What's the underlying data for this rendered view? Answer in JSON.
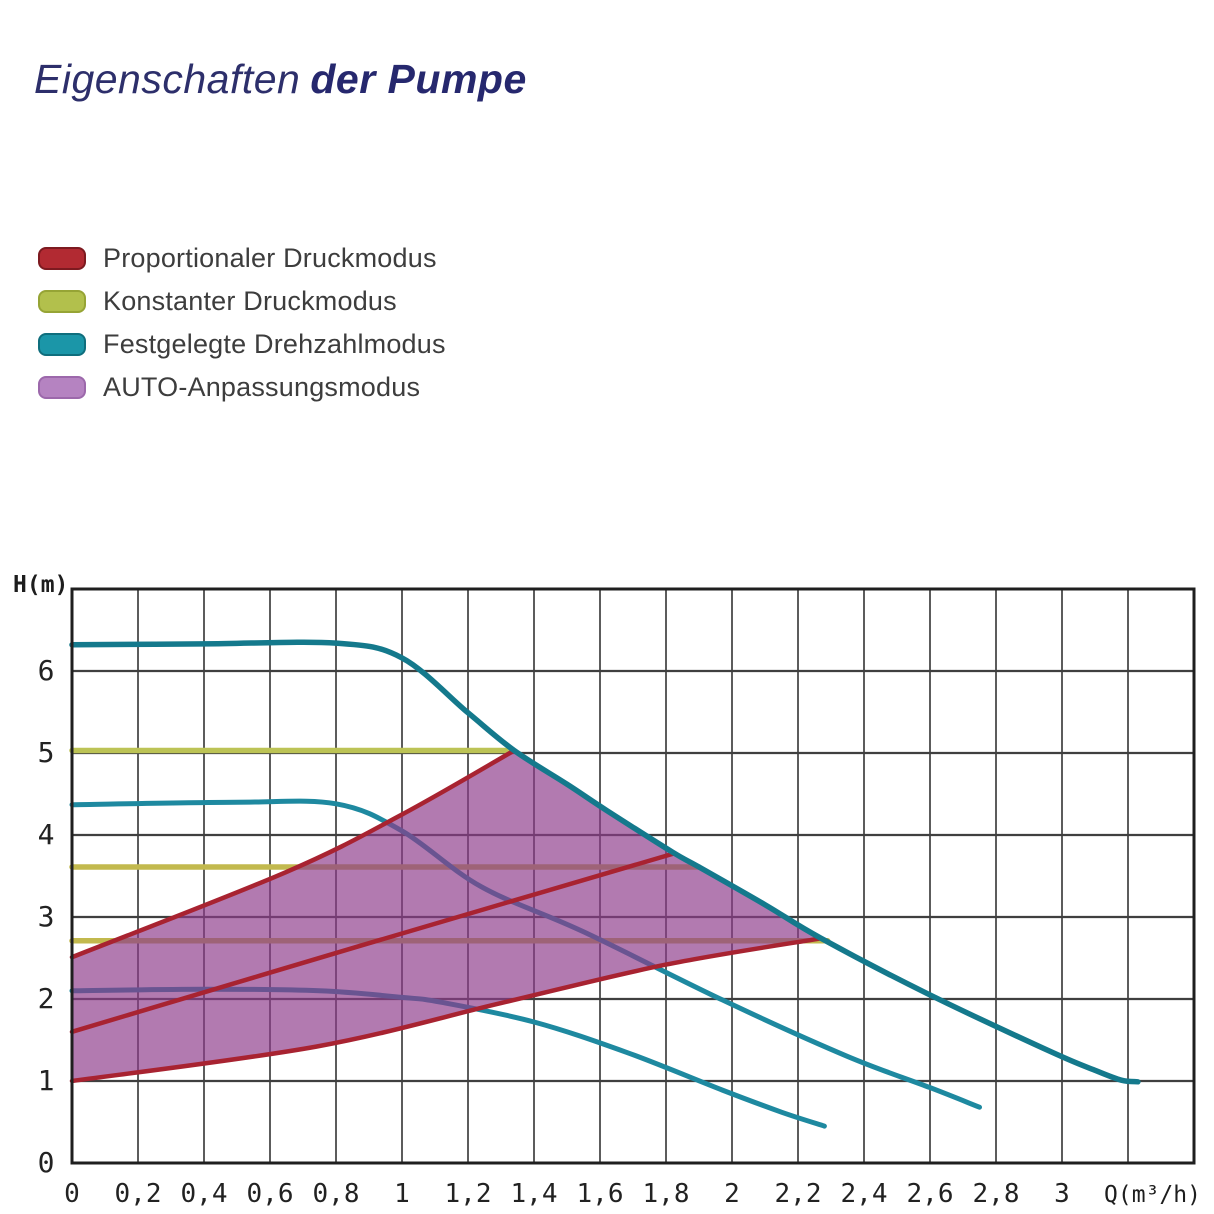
{
  "title": {
    "part1": "Eigenschaften",
    "part2": "der Pumpe"
  },
  "legend": {
    "items": [
      {
        "label": "Proportionaler Druckmodus",
        "color": "#b22a32",
        "border": "#7d1a20"
      },
      {
        "label": "Konstanter Druckmodus",
        "color": "#b2c04c",
        "border": "#96a435"
      },
      {
        "label": "Festgelegte Drehzahlmodus",
        "color": "#1b96a8",
        "border": "#0f6e7d"
      },
      {
        "label": "AUTO-Anpassungsmodus",
        "color": "#b583c1",
        "border": "#9c68ab"
      }
    ]
  },
  "chart_data": {
    "type": "line",
    "title": "",
    "xlabel": "Q(m³/h)",
    "ylabel": "H(m)",
    "xlim": [
      0,
      3.4
    ],
    "ylim": [
      0,
      7
    ],
    "grid": {
      "x_step": 0.2,
      "y_step": 1
    },
    "x_ticks": [
      [
        0,
        "0"
      ],
      [
        0.2,
        "0,2"
      ],
      [
        0.4,
        "0,4"
      ],
      [
        0.6,
        "0,6"
      ],
      [
        0.8,
        "0,8"
      ],
      [
        1,
        "1"
      ],
      [
        1.2,
        "1,2"
      ],
      [
        1.4,
        "1,4"
      ],
      [
        1.6,
        "1,6"
      ],
      [
        1.8,
        "1,8"
      ],
      [
        2,
        "2"
      ],
      [
        2.2,
        "2,2"
      ],
      [
        2.4,
        "2,4"
      ],
      [
        2.6,
        "2,6"
      ],
      [
        2.8,
        "2,8"
      ],
      [
        3,
        "3"
      ]
    ],
    "y_ticks": [
      [
        0,
        "0"
      ],
      [
        1,
        "1"
      ],
      [
        2,
        "2"
      ],
      [
        3,
        "3"
      ],
      [
        4,
        "4"
      ],
      [
        5,
        "5"
      ],
      [
        6,
        "6"
      ]
    ],
    "series": [
      {
        "name": "Konstanter Druckmodus Kurve 1",
        "mode": "constant_pressure",
        "color": "#bcc355",
        "points": [
          [
            0,
            5.03
          ],
          [
            1.32,
            5.03
          ]
        ]
      },
      {
        "name": "Konstanter Druckmodus Kurve 2",
        "mode": "constant_pressure",
        "color": "#c2b94e",
        "points": [
          [
            0,
            3.61
          ],
          [
            1.9,
            3.61
          ]
        ]
      },
      {
        "name": "Konstanter Druckmodus Kurve 3",
        "mode": "constant_pressure",
        "color": "#c2b94e",
        "points": [
          [
            0,
            2.71
          ],
          [
            2.29,
            2.71
          ]
        ]
      },
      {
        "name": "Festgelegte Drehzahl Kurve 2",
        "mode": "fixed_speed",
        "color": "#1e89a0",
        "points": [
          [
            0,
            4.37
          ],
          [
            0.5,
            4.4
          ],
          [
            0.8,
            4.38
          ],
          [
            1.0,
            4.05
          ],
          [
            1.24,
            3.37
          ],
          [
            1.55,
            2.82
          ],
          [
            1.97,
            1.99
          ],
          [
            2.35,
            1.3
          ],
          [
            2.6,
            0.92
          ],
          [
            2.75,
            0.68
          ]
        ]
      },
      {
        "name": "Festgelegte Drehzahl Kurve 3",
        "mode": "fixed_speed",
        "color": "#1e89a0",
        "points": [
          [
            0,
            2.1
          ],
          [
            0.4,
            2.12
          ],
          [
            0.75,
            2.1
          ],
          [
            1.0,
            2.02
          ],
          [
            1.12,
            1.96
          ],
          [
            1.4,
            1.72
          ],
          [
            1.68,
            1.35
          ],
          [
            1.97,
            0.89
          ],
          [
            2.15,
            0.62
          ],
          [
            2.28,
            0.45
          ]
        ]
      },
      {
        "name": "AUTO-Anpassungsbereich",
        "mode": "auto_area",
        "color": "#8e3b8a",
        "opacity": 0.68,
        "points": [
          [
            0,
            2.51
          ],
          [
            0.33,
            3.05
          ],
          [
            0.65,
            3.55
          ],
          [
            1.0,
            4.25
          ],
          [
            1.34,
            5.03
          ],
          [
            1.5,
            4.62
          ],
          [
            1.62,
            4.3
          ],
          [
            1.82,
            3.79
          ],
          [
            1.9,
            3.61
          ],
          [
            2.1,
            3.15
          ],
          [
            2.27,
            2.74
          ],
          [
            1.8,
            2.42
          ],
          [
            1.3,
            1.95
          ],
          [
            0.74,
            1.42
          ],
          [
            0.35,
            1.19
          ],
          [
            0,
            1.0
          ]
        ]
      },
      {
        "name": "Proportionaler Druck Kurve 1",
        "mode": "proportional_pressure",
        "color": "#a82331",
        "points": [
          [
            0,
            2.51
          ],
          [
            0.65,
            3.55
          ],
          [
            1.0,
            4.25
          ],
          [
            1.34,
            5.03
          ]
        ]
      },
      {
        "name": "Proportionaler Druck Kurve 2",
        "mode": "proportional_pressure",
        "color": "#a82331",
        "points": [
          [
            0,
            1.6
          ],
          [
            0.9,
            2.68
          ],
          [
            1.82,
            3.77
          ]
        ]
      },
      {
        "name": "Proportionaler Druck Kurve 3",
        "mode": "proportional_pressure",
        "color": "#a82331",
        "points": [
          [
            0,
            1.0
          ],
          [
            0.74,
            1.42
          ],
          [
            1.3,
            1.95
          ],
          [
            1.8,
            2.42
          ],
          [
            2.27,
            2.74
          ]
        ]
      },
      {
        "name": "Festgelegte Drehzahl Kurve 1",
        "mode": "fixed_speed_top",
        "color": "#14798c",
        "points": [
          [
            0,
            6.32
          ],
          [
            0.4,
            6.33
          ],
          [
            0.8,
            6.34
          ],
          [
            1.0,
            6.16
          ],
          [
            1.2,
            5.49
          ],
          [
            1.34,
            5.03
          ],
          [
            1.5,
            4.62
          ],
          [
            1.62,
            4.3
          ],
          [
            1.82,
            3.79
          ],
          [
            1.9,
            3.61
          ],
          [
            2.1,
            3.15
          ],
          [
            2.27,
            2.74
          ],
          [
            2.59,
            2.07
          ],
          [
            2.97,
            1.35
          ],
          [
            3.1,
            1.13
          ],
          [
            3.18,
            1.01
          ],
          [
            3.23,
            0.99
          ]
        ]
      }
    ]
  }
}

═══

Extract each line from the listing that holds the word "Festgelegte".

Response to the task:
        "label": "Festgelegte Drehzahlmodus",
        "name": "Festgelegte Drehzahl Kurve 2",
        "name": "Festgelegte Drehzahl Kurve 3",
        "name": "Festgelegte Drehzahl Kurve 1",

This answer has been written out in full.